## Written exercise
Report back each line of the records that contains the string "this".
#### Task inputs ####
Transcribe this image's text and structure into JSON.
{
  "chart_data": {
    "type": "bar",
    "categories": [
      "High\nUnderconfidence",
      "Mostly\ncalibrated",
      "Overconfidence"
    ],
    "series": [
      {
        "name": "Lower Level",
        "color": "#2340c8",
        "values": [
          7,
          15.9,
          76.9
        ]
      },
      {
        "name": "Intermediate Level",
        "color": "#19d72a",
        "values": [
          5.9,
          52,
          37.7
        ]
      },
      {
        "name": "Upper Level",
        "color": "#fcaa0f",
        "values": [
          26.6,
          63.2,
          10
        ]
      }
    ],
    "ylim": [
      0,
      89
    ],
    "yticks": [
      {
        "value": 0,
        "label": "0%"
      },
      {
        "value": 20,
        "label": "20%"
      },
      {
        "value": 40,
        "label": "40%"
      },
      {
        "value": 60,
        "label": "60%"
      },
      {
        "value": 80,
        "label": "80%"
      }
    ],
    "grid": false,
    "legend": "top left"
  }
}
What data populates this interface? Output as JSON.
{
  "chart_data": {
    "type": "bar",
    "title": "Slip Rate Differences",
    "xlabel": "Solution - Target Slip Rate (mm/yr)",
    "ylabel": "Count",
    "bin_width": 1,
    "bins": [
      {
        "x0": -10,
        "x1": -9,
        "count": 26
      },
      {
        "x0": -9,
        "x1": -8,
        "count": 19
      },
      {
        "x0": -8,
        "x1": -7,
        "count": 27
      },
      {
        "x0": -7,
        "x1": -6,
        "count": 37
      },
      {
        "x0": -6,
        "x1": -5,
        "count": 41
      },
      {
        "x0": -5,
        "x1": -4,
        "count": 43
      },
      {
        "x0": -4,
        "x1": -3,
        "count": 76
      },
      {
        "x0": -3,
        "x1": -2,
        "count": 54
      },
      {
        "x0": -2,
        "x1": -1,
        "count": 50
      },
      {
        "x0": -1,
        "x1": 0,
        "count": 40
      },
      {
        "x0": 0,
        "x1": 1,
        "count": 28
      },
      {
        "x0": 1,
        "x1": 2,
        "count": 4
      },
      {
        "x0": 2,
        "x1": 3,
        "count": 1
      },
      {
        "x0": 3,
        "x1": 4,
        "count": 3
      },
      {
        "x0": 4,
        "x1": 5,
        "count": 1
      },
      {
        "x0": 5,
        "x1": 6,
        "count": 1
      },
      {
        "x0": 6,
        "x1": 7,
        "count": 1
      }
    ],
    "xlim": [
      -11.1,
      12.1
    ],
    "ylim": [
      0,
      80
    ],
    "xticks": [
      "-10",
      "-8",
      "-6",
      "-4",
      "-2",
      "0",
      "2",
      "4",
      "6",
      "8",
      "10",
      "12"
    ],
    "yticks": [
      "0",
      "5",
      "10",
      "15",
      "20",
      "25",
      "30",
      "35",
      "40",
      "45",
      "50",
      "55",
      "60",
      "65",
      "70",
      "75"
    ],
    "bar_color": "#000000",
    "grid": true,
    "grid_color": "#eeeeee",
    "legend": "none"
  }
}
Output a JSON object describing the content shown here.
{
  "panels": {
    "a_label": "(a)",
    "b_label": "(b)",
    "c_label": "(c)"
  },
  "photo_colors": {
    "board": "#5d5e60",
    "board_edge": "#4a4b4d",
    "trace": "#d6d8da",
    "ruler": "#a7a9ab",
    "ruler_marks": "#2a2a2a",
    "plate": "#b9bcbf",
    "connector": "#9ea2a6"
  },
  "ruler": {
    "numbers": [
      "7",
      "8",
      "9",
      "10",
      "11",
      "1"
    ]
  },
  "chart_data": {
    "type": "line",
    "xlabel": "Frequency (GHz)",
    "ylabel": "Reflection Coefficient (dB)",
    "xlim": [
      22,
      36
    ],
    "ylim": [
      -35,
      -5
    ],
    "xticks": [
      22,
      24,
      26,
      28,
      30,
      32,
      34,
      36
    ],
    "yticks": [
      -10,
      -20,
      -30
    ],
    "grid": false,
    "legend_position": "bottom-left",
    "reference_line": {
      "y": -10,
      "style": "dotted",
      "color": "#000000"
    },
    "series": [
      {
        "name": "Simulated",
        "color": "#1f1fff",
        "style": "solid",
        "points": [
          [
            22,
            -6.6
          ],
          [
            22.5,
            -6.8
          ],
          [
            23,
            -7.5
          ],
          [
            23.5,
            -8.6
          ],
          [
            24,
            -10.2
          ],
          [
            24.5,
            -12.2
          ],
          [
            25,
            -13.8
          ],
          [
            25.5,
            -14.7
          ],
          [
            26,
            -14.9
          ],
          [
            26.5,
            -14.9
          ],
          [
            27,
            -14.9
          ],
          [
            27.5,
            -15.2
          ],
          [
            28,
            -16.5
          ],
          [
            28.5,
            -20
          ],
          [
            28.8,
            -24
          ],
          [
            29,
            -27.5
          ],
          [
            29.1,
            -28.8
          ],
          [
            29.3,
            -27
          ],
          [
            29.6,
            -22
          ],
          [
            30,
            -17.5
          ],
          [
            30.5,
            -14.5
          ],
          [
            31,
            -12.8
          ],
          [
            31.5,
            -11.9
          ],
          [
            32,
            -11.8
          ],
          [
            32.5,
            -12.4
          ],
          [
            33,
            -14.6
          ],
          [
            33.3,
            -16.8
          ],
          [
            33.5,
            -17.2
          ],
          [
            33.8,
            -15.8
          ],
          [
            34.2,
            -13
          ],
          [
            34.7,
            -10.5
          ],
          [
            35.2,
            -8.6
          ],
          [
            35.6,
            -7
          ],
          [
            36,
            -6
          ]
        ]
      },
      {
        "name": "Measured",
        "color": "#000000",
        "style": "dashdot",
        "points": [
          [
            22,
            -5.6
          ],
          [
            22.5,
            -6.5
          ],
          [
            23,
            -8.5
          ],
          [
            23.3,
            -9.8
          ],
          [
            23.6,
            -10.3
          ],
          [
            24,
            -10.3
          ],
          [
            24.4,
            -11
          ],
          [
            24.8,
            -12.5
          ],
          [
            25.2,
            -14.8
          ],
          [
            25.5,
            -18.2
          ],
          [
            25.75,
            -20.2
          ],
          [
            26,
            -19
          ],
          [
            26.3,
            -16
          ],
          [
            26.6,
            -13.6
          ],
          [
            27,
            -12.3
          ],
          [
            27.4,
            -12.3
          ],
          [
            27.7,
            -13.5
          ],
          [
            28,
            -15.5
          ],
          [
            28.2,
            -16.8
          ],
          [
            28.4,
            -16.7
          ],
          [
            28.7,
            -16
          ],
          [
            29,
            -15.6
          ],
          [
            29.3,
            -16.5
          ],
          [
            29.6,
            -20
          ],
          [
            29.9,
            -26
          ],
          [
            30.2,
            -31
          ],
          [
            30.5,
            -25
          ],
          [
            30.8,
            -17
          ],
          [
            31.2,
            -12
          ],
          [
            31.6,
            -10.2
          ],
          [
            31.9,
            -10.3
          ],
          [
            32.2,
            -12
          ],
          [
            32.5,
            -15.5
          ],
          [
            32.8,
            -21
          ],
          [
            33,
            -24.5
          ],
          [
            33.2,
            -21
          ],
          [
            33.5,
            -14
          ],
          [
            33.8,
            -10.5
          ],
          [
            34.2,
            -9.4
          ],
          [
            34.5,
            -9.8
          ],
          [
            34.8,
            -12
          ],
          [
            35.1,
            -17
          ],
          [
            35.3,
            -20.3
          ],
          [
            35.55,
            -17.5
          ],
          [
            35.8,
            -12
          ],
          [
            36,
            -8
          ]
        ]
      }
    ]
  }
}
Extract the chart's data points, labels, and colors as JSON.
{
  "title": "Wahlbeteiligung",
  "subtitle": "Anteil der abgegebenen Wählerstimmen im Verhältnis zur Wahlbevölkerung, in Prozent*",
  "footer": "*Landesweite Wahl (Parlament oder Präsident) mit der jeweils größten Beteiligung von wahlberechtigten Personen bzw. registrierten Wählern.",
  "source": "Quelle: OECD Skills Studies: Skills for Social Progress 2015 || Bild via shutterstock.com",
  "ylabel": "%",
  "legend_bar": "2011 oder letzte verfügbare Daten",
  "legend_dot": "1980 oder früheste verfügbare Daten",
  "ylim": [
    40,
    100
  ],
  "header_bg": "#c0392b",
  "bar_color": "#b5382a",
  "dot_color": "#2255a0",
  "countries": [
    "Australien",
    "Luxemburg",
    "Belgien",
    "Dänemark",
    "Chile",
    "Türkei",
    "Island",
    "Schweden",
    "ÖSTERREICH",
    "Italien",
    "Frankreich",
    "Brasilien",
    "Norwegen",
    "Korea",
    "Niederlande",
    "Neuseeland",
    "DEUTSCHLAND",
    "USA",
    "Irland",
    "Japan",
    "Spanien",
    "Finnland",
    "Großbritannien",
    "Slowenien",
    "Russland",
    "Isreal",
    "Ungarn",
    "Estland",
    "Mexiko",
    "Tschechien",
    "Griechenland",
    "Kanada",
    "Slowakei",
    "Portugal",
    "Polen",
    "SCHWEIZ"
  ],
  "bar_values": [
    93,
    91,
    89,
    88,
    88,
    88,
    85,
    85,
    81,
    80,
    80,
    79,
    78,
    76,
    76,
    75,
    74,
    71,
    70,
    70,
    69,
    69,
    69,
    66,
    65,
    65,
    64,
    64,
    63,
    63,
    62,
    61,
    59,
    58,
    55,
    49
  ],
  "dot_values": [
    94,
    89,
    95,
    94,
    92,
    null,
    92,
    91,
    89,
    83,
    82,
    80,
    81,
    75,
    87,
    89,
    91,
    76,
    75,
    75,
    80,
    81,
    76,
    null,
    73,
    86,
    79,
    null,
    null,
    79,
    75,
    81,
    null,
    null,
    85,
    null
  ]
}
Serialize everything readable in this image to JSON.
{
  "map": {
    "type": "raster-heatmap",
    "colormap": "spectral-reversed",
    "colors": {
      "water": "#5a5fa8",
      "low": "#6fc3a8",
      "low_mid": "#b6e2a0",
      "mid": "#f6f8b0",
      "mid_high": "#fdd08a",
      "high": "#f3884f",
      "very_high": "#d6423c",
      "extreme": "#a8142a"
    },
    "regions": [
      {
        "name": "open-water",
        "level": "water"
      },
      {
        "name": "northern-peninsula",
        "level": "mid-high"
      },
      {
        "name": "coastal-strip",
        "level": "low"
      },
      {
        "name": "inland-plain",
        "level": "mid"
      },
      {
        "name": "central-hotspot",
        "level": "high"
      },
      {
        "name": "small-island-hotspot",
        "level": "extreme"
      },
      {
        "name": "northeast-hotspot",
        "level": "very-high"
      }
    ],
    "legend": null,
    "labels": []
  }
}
####
## Response
Transcribe this image's text and structure into JSON.
What data populates this interface? Output as JSON.
Serialize everything readable in this image to JSON.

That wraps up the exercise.